THE REQUEST: Word for word, give the material below again, minus any images.

-- Begin EXTRACTED INFORMATION --

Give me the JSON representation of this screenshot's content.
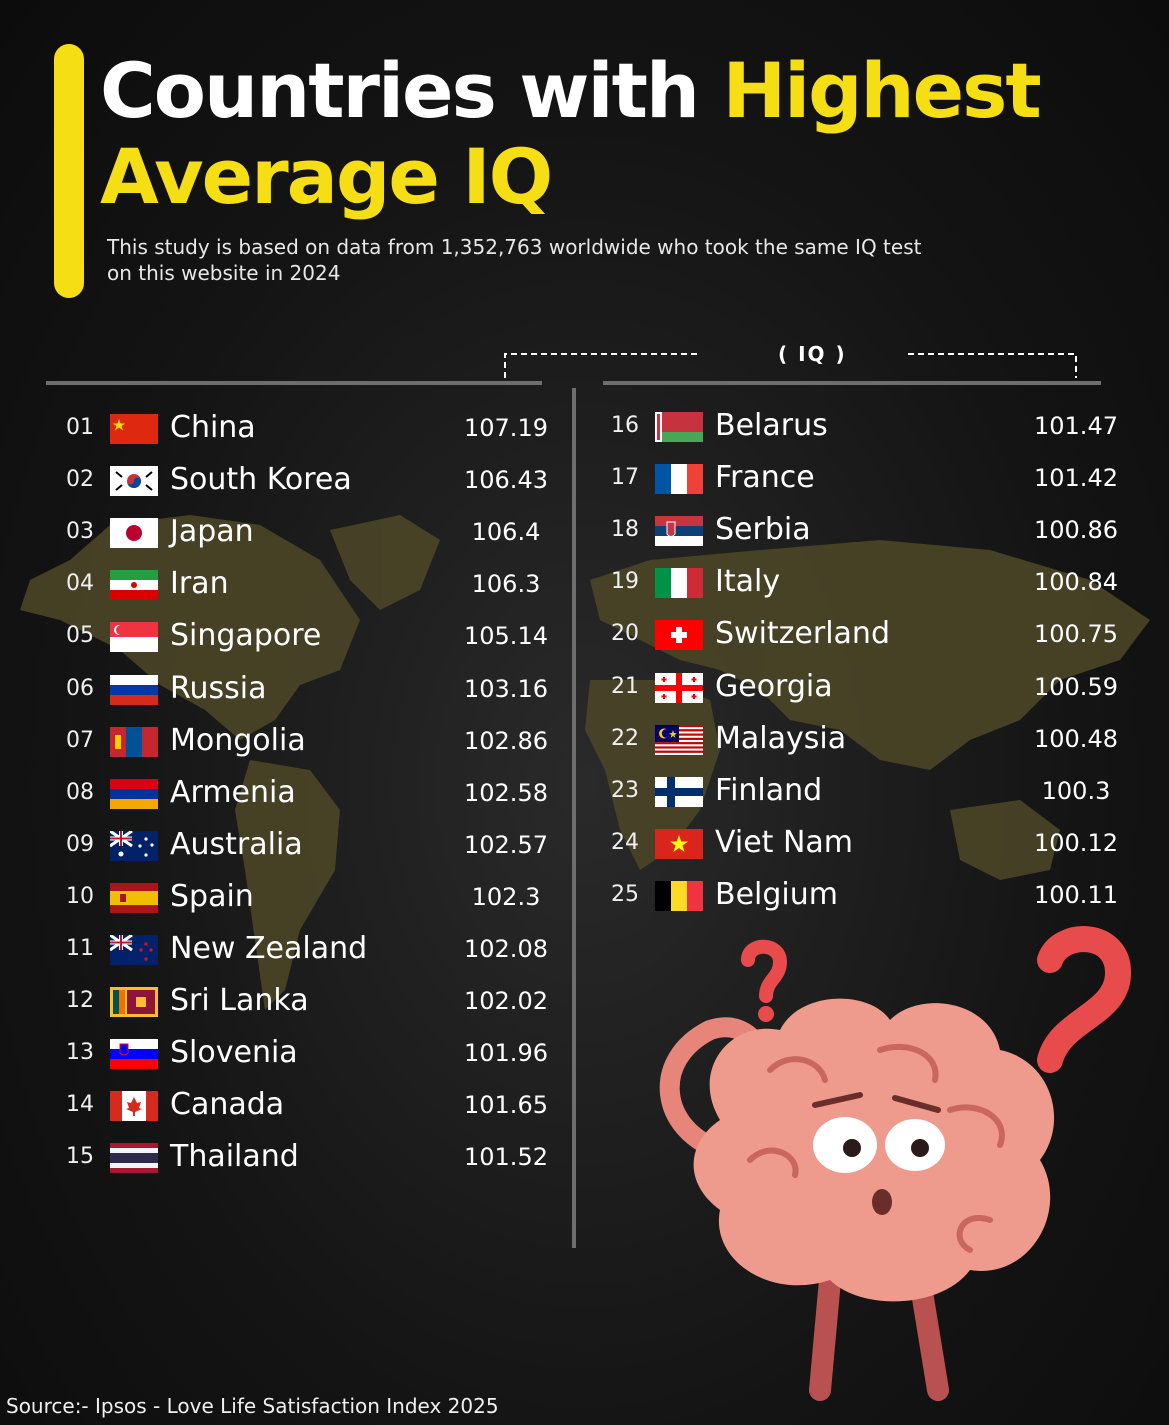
{
  "header": {
    "title_part1": "Countries with ",
    "title_part2": "Highest",
    "title_part3": "Average IQ",
    "subtitle": "This study is based on data from 1,352,763 worldwide who took the same IQ test on this website in 2024"
  },
  "colors": {
    "accent": "#f5de13",
    "map": "#4b4527",
    "background": "#141414"
  },
  "chart_data": {
    "type": "table",
    "column_header": "( IQ )",
    "rows": [
      {
        "rank": "01",
        "country": "China",
        "iq": "107.19",
        "flag": "cn"
      },
      {
        "rank": "02",
        "country": "South Korea",
        "iq": "106.43",
        "flag": "kr"
      },
      {
        "rank": "03",
        "country": "Japan",
        "iq": "106.4",
        "flag": "jp"
      },
      {
        "rank": "04",
        "country": "Iran",
        "iq": "106.3",
        "flag": "ir"
      },
      {
        "rank": "05",
        "country": "Singapore",
        "iq": "105.14",
        "flag": "sg"
      },
      {
        "rank": "06",
        "country": "Russia",
        "iq": "103.16",
        "flag": "ru"
      },
      {
        "rank": "07",
        "country": "Mongolia",
        "iq": "102.86",
        "flag": "mn"
      },
      {
        "rank": "08",
        "country": "Armenia",
        "iq": "102.58",
        "flag": "am"
      },
      {
        "rank": "09",
        "country": "Australia",
        "iq": "102.57",
        "flag": "au"
      },
      {
        "rank": "10",
        "country": "Spain",
        "iq": "102.3",
        "flag": "es"
      },
      {
        "rank": "11",
        "country": "New Zealand",
        "iq": "102.08",
        "flag": "nz"
      },
      {
        "rank": "12",
        "country": "Sri Lanka",
        "iq": "102.02",
        "flag": "lk"
      },
      {
        "rank": "13",
        "country": "Slovenia",
        "iq": "101.96",
        "flag": "si"
      },
      {
        "rank": "14",
        "country": "Canada",
        "iq": "101.65",
        "flag": "ca"
      },
      {
        "rank": "15",
        "country": "Thailand",
        "iq": "101.52",
        "flag": "th"
      },
      {
        "rank": "16",
        "country": "Belarus",
        "iq": "101.47",
        "flag": "by"
      },
      {
        "rank": "17",
        "country": "France",
        "iq": "101.42",
        "flag": "fr"
      },
      {
        "rank": "18",
        "country": "Serbia",
        "iq": "100.86",
        "flag": "rs"
      },
      {
        "rank": "19",
        "country": "Italy",
        "iq": "100.84",
        "flag": "it"
      },
      {
        "rank": "20",
        "country": "Switzerland",
        "iq": "100.75",
        "flag": "ch"
      },
      {
        "rank": "21",
        "country": "Georgia",
        "iq": "100.59",
        "flag": "ge"
      },
      {
        "rank": "22",
        "country": "Malaysia",
        "iq": "100.48",
        "flag": "my"
      },
      {
        "rank": "23",
        "country": "Finland",
        "iq": "100.3",
        "flag": "fi"
      },
      {
        "rank": "24",
        "country": "Viet Nam",
        "iq": "100.12",
        "flag": "vn"
      },
      {
        "rank": "25",
        "country": "Belgium",
        "iq": "100.11",
        "flag": "be"
      }
    ]
  },
  "footer": {
    "source": "Source:- Ipsos - Love Life Satisfaction Index 2025"
  }
}
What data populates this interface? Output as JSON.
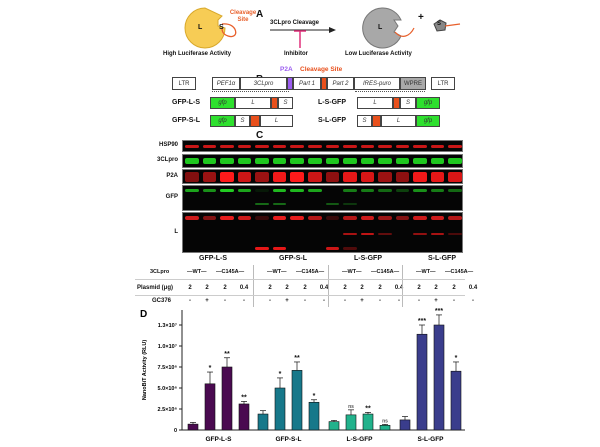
{
  "panel_a": {
    "label": "A",
    "substrate_L": "L",
    "substrate_S": "S",
    "cleavage_site": "Cleavage Site",
    "arrow_label": "3CLpro Cleavage",
    "inhibitor": "Inhibitor",
    "high": "High Luciferase Activity",
    "low": "Low Luciferase Activity",
    "plus": "+",
    "product_L": "L",
    "product_S": "S",
    "colors": {
      "luciferase": "#f7cc55",
      "cleaved": "#a8a8a8",
      "linker": "#e8602c",
      "inhibitor": "#e0307a"
    }
  },
  "panel_b": {
    "label": "B",
    "p2a": "P2A",
    "cleavage_site": "Cleavage Site",
    "construct": [
      "LTR",
      "PEF1α",
      "3CLpro",
      "",
      "Part 1",
      "",
      "Part 2",
      "IRES-puro",
      "WPRE",
      "LTR"
    ],
    "variants": [
      {
        "name": "GFP-L-S",
        "parts": [
          "gfp",
          "L",
          "",
          "S"
        ]
      },
      {
        "name": "GFP-S-L",
        "parts": [
          "gfp",
          "S",
          "",
          "L"
        ]
      },
      {
        "name": "L-S-GFP",
        "parts": [
          "L",
          "",
          "S",
          "gfp"
        ]
      },
      {
        "name": "S-L-GFP",
        "parts": [
          "S",
          "",
          "L",
          "gfp"
        ]
      }
    ],
    "colors": {
      "gfp": "#2ee02e",
      "site": "#e8501c",
      "p2a": "#9b5cf0",
      "wpre": "#a9a9a9"
    }
  },
  "panel_c": {
    "label": "C",
    "blots": [
      "HSP90",
      "3CLpro",
      "P2A",
      "GFP",
      "L"
    ],
    "groups": [
      "GFP-L-S",
      "GFP-S-L",
      "L-S-GFP",
      "S-L-GFP"
    ],
    "row_3cl_label": "3CLpro",
    "wt": "—WT—",
    "c145a": "—C145A—",
    "plasmid_label": "Plasmid (μg)",
    "plasmid": [
      "2",
      "2",
      "2",
      "0.4"
    ],
    "gc_label": "GC376",
    "gc376": [
      "-",
      "+",
      "-",
      "-"
    ]
  },
  "chart_data": {
    "type": "bar",
    "label": "D",
    "ylabel": "NanoBiT Activity (RLU)",
    "ylim": [
      0,
      13000000
    ],
    "yticks": [
      0,
      2500000,
      5000000,
      7500000,
      10000000,
      12500000
    ],
    "ytick_labels": [
      "0",
      "2.5×10⁶",
      "5.0×10⁶",
      "7.5×10⁶",
      "1.0×10⁷",
      "1.3×10⁷"
    ],
    "categories": [
      "GFP-L-S",
      "GFP-S-L",
      "L-S-GFP",
      "S-L-GFP"
    ],
    "colors": [
      "#4a0a50",
      "#17788a",
      "#22b28c",
      "#3a3d8c"
    ],
    "values": [
      [
        700000,
        5500000,
        7500000,
        3100000
      ],
      [
        1900000,
        5000000,
        7100000,
        3300000
      ],
      [
        1000000,
        1800000,
        1900000,
        560000
      ],
      [
        1200000,
        11400000,
        12500000,
        7000000
      ]
    ],
    "error_tops": [
      [
        900000,
        6900000,
        8600000,
        3400000
      ],
      [
        2300000,
        6200000,
        8100000,
        3600000
      ],
      [
        1150000,
        2400000,
        2100000,
        670000
      ],
      [
        1600000,
        12500000,
        13700000,
        8100000
      ]
    ],
    "significance": [
      [
        "",
        "*",
        "**",
        "**"
      ],
      [
        "",
        "*",
        "**",
        "*"
      ],
      [
        "",
        "ns",
        "**",
        "ns"
      ],
      [
        "",
        "***",
        "***",
        "*"
      ]
    ]
  }
}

-- End EXTRACTED INFORMATION --

ANSWER TO THE TASK:
Give me the JSON representation of this screenshot's content.
{
  "header": {
    "title_part1": "Countries with ",
    "title_part2": "Highest",
    "title_part3": "Average IQ",
    "subtitle": "This study is based on data from 1,352,763 worldwide who took the same IQ test on this website in 2024"
  },
  "colors": {
    "accent": "#f5de13",
    "map": "#4b4527",
    "background": "#141414"
  },
  "chart_data": {
    "type": "table",
    "column_header": "( IQ )",
    "rows": [
      {
        "rank": "01",
        "country": "China",
        "iq": "107.19",
        "flag": "cn"
      },
      {
        "rank": "02",
        "country": "South Korea",
        "iq": "106.43",
        "flag": "kr"
      },
      {
        "rank": "03",
        "country": "Japan",
        "iq": "106.4",
        "flag": "jp"
      },
      {
        "rank": "04",
        "country": "Iran",
        "iq": "106.3",
        "flag": "ir"
      },
      {
        "rank": "05",
        "country": "Singapore",
        "iq": "105.14",
        "flag": "sg"
      },
      {
        "rank": "06",
        "country": "Russia",
        "iq": "103.16",
        "flag": "ru"
      },
      {
        "rank": "07",
        "country": "Mongolia",
        "iq": "102.86",
        "flag": "mn"
      },
      {
        "rank": "08",
        "country": "Armenia",
        "iq": "102.58",
        "flag": "am"
      },
      {
        "rank": "09",
        "country": "Australia",
        "iq": "102.57",
        "flag": "au"
      },
      {
        "rank": "10",
        "country": "Spain",
        "iq": "102.3",
        "flag": "es"
      },
      {
        "rank": "11",
        "country": "New Zealand",
        "iq": "102.08",
        "flag": "nz"
      },
      {
        "rank": "12",
        "country": "Sri Lanka",
        "iq": "102.02",
        "flag": "lk"
      },
      {
        "rank": "13",
        "country": "Slovenia",
        "iq": "101.96",
        "flag": "si"
      },
      {
        "rank": "14",
        "country": "Canada",
        "iq": "101.65",
        "flag": "ca"
      },
      {
        "rank": "15",
        "country": "Thailand",
        "iq": "101.52",
        "flag": "th"
      },
      {
        "rank": "16",
        "country": "Belarus",
        "iq": "101.47",
        "flag": "by"
      },
      {
        "rank": "17",
        "country": "France",
        "iq": "101.42",
        "flag": "fr"
      },
      {
        "rank": "18",
        "country": "Serbia",
        "iq": "100.86",
        "flag": "rs"
      },
      {
        "rank": "19",
        "country": "Italy",
        "iq": "100.84",
        "flag": "it"
      },
      {
        "rank": "20",
        "country": "Switzerland",
        "iq": "100.75",
        "flag": "ch"
      },
      {
        "rank": "21",
        "country": "Georgia",
        "iq": "100.59",
        "flag": "ge"
      },
      {
        "rank": "22",
        "country": "Malaysia",
        "iq": "100.48",
        "flag": "my"
      },
      {
        "rank": "23",
        "country": "Finland",
        "iq": "100.3",
        "flag": "fi"
      },
      {
        "rank": "24",
        "country": "Viet Nam",
        "iq": "100.12",
        "flag": "vn"
      },
      {
        "rank": "25",
        "country": "Belgium",
        "iq": "100.11",
        "flag": "be"
      }
    ]
  },
  "footer": {
    "source": "Source:- Ipsos - Love Life Satisfaction Index 2025"
  }
}
What data populates this interface? Output as JSON.
{
  "panel_a": {
    "label": "A",
    "substrate_L": "L",
    "substrate_S": "S",
    "cleavage_site": "Cleavage Site",
    "arrow_label": "3CLpro Cleavage",
    "inhibitor": "Inhibitor",
    "high": "High Luciferase Activity",
    "low": "Low Luciferase Activity",
    "plus": "+",
    "product_L": "L",
    "product_S": "S",
    "colors": {
      "luciferase": "#f7cc55",
      "cleaved": "#a8a8a8",
      "linker": "#e8602c",
      "inhibitor": "#e0307a"
    }
  },
  "panel_b": {
    "label": "B",
    "p2a": "P2A",
    "cleavage_site": "Cleavage Site",
    "construct": [
      "LTR",
      "PEF1α",
      "3CLpro",
      "",
      "Part 1",
      "",
      "Part 2",
      "IRES-puro",
      "WPRE",
      "LTR"
    ],
    "variants": [
      {
        "name": "GFP-L-S",
        "parts": [
          "gfp",
          "L",
          "",
          "S"
        ]
      },
      {
        "name": "GFP-S-L",
        "parts": [
          "gfp",
          "S",
          "",
          "L"
        ]
      },
      {
        "name": "L-S-GFP",
        "parts": [
          "L",
          "",
          "S",
          "gfp"
        ]
      },
      {
        "name": "S-L-GFP",
        "parts": [
          "S",
          "",
          "L",
          "gfp"
        ]
      }
    ],
    "colors": {
      "gfp": "#2ee02e",
      "site": "#e8501c",
      "p2a": "#9b5cf0",
      "wpre": "#a9a9a9"
    }
  },
  "panel_c": {
    "label": "C",
    "blots": [
      "HSP90",
      "3CLpro",
      "P2A",
      "GFP",
      "L"
    ],
    "groups": [
      "GFP-L-S",
      "GFP-S-L",
      "L-S-GFP",
      "S-L-GFP"
    ],
    "row_3cl_label": "3CLpro",
    "wt": "—WT—",
    "c145a": "—C145A—",
    "plasmid_label": "Plasmid (μg)",
    "plasmid": [
      "2",
      "2",
      "2",
      "0.4"
    ],
    "gc_label": "GC376",
    "gc376": [
      "-",
      "+",
      "-",
      "-"
    ]
  },
  "chart_data": {
    "type": "bar",
    "label": "D",
    "ylabel": "NanoBiT Activity (RLU)",
    "ylim": [
      0,
      13000000
    ],
    "yticks": [
      0,
      2500000,
      5000000,
      7500000,
      10000000,
      12500000
    ],
    "ytick_labels": [
      "0",
      "2.5×10⁶",
      "5.0×10⁶",
      "7.5×10⁶",
      "1.0×10⁷",
      "1.3×10⁷"
    ],
    "categories": [
      "GFP-L-S",
      "GFP-S-L",
      "L-S-GFP",
      "S-L-GFP"
    ],
    "colors": [
      "#4a0a50",
      "#17788a",
      "#22b28c",
      "#3a3d8c"
    ],
    "values": [
      [
        700000,
        5500000,
        7500000,
        3100000
      ],
      [
        1900000,
        5000000,
        7100000,
        3300000
      ],
      [
        1000000,
        1800000,
        1900000,
        560000
      ],
      [
        1200000,
        11400000,
        12500000,
        7000000
      ]
    ],
    "error_tops": [
      [
        900000,
        6900000,
        8600000,
        3400000
      ],
      [
        2300000,
        6200000,
        8100000,
        3600000
      ],
      [
        1150000,
        2400000,
        2100000,
        670000
      ],
      [
        1600000,
        12500000,
        13700000,
        8100000
      ]
    ],
    "significance": [
      [
        "",
        "*",
        "**",
        "**"
      ],
      [
        "",
        "*",
        "**",
        "*"
      ],
      [
        "",
        "ns",
        "**",
        "ns"
      ],
      [
        "",
        "***",
        "***",
        "*"
      ]
    ]
  }
}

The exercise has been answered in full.